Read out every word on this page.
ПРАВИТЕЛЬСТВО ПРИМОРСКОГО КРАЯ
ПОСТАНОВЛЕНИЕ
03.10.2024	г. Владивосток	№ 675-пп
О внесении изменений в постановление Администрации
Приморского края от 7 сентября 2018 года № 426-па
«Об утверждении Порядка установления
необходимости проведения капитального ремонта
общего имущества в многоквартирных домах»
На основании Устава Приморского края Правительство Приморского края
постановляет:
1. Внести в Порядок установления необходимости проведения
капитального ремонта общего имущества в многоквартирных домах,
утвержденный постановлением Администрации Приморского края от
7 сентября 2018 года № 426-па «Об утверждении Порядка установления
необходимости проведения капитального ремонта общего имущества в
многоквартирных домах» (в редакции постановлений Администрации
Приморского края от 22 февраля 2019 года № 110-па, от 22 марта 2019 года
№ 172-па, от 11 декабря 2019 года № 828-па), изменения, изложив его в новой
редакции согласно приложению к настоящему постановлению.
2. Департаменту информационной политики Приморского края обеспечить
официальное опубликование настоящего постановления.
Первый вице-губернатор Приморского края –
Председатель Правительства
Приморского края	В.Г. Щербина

...

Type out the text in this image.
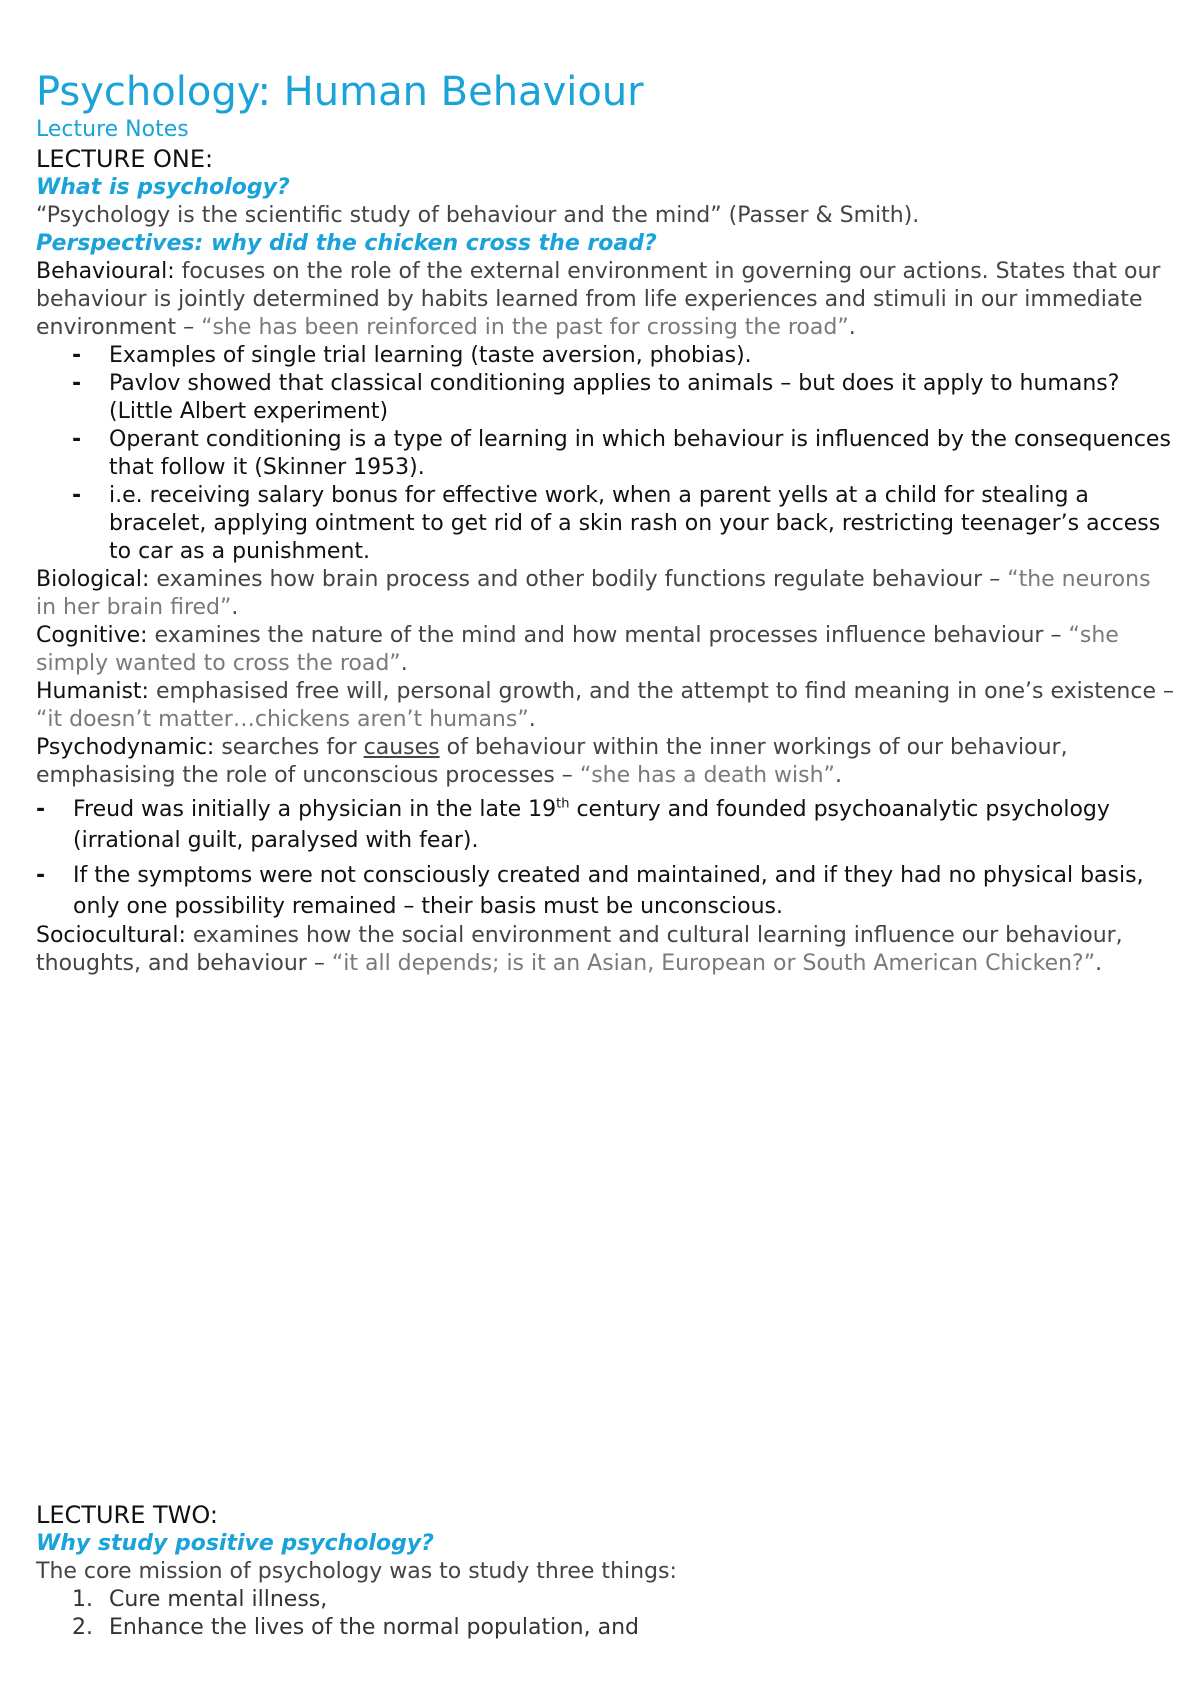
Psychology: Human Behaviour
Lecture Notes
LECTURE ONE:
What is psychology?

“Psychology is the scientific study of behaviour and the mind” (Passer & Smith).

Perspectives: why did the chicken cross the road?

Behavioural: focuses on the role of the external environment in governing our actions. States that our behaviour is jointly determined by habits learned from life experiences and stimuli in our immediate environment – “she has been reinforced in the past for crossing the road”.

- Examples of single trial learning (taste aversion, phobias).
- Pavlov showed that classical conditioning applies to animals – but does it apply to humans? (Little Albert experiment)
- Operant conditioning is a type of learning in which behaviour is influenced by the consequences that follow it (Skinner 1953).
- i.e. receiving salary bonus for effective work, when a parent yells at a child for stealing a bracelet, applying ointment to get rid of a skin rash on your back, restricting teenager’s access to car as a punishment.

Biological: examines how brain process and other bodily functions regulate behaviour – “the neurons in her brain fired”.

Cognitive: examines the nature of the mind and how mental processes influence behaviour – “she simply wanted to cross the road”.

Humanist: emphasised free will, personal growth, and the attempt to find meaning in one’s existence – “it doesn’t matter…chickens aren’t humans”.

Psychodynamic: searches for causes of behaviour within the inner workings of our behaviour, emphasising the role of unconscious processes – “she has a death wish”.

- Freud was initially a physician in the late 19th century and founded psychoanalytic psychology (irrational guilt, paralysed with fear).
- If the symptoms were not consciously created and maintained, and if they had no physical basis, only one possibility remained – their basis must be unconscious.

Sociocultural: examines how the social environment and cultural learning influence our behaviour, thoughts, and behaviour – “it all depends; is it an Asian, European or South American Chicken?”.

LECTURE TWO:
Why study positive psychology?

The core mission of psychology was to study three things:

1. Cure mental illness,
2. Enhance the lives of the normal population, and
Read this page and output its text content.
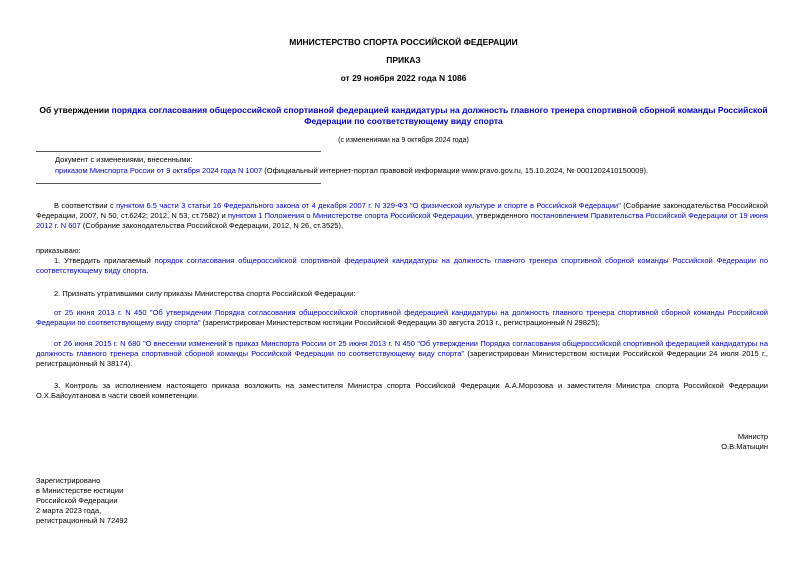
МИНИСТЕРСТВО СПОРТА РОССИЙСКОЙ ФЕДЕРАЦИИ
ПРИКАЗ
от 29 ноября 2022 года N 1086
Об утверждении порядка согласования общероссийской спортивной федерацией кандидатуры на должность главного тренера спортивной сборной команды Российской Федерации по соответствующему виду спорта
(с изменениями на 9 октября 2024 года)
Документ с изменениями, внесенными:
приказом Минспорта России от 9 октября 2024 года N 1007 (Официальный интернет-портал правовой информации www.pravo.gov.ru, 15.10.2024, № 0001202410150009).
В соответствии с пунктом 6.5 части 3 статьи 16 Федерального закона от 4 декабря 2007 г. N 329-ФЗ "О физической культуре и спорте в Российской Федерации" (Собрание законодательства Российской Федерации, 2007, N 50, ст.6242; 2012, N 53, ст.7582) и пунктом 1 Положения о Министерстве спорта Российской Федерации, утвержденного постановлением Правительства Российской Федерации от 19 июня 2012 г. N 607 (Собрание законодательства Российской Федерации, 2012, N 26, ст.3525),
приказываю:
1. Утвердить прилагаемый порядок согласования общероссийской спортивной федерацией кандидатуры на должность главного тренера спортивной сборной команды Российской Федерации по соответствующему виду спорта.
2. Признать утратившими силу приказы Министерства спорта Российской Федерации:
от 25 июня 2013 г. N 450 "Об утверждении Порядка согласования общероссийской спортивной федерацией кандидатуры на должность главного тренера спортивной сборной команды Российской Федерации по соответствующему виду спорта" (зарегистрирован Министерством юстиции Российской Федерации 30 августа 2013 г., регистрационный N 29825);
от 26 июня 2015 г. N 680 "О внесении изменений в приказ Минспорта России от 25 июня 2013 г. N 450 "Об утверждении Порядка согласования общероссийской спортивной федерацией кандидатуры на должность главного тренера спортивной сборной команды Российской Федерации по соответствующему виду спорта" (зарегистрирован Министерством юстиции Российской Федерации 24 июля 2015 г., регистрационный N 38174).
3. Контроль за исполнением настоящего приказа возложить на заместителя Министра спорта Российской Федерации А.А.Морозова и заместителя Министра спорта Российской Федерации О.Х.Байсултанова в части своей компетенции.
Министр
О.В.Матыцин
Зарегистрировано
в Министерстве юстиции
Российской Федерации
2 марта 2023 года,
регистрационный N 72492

...

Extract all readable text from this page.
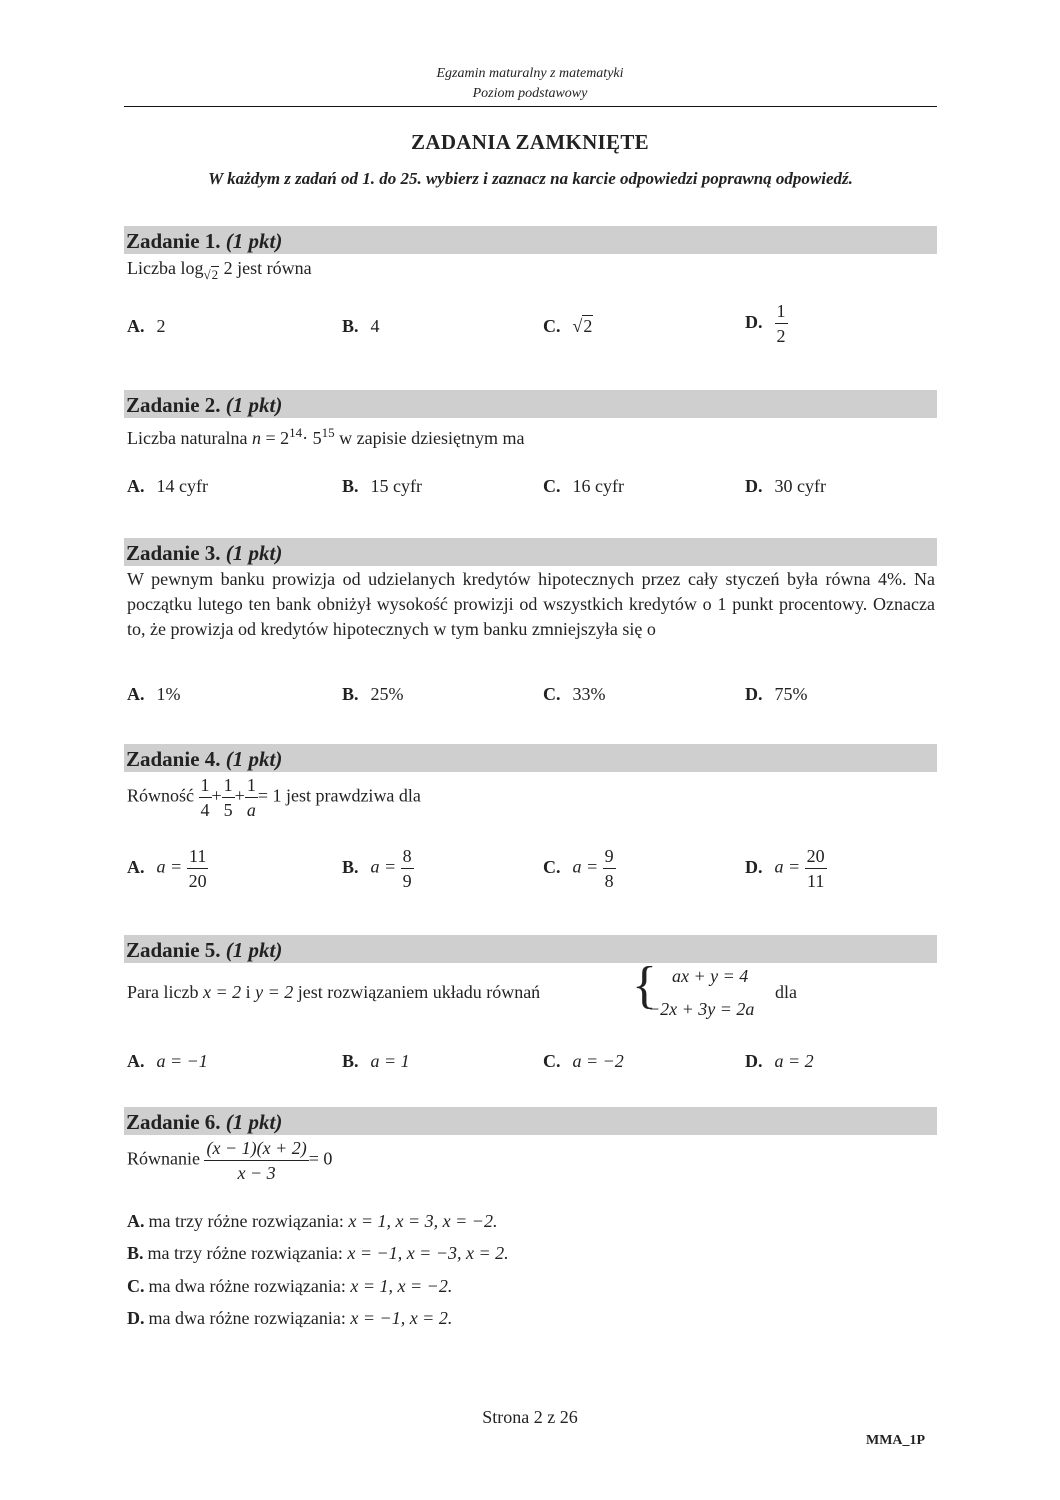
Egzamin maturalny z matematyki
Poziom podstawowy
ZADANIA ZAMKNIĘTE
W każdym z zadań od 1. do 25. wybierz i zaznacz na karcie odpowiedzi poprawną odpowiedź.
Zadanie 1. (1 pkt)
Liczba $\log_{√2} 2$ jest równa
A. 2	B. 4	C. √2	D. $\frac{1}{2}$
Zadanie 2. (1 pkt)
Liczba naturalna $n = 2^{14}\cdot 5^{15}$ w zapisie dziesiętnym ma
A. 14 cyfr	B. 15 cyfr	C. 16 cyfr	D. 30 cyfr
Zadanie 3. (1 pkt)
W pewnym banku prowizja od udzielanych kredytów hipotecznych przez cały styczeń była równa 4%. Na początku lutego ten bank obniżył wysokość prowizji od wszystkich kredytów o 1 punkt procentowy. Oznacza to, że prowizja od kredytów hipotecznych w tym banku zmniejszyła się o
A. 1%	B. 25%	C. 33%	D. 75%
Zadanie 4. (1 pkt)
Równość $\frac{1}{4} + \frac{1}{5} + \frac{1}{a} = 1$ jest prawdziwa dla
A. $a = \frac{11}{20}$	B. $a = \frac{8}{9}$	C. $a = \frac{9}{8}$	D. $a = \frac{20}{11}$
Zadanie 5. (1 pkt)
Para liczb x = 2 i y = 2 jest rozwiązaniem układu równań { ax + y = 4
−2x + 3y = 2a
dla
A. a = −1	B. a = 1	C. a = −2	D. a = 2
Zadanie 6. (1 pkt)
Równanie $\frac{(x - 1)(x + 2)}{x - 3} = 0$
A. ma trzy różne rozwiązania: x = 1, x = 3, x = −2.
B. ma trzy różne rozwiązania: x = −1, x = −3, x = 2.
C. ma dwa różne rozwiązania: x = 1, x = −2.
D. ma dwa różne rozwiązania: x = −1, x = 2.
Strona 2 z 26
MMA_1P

Aim — Select every line above that contains the word "page", and copy it.

Result below —
Read out every word on this page.
Read this page and output its text content.
Extract all readable text from this page.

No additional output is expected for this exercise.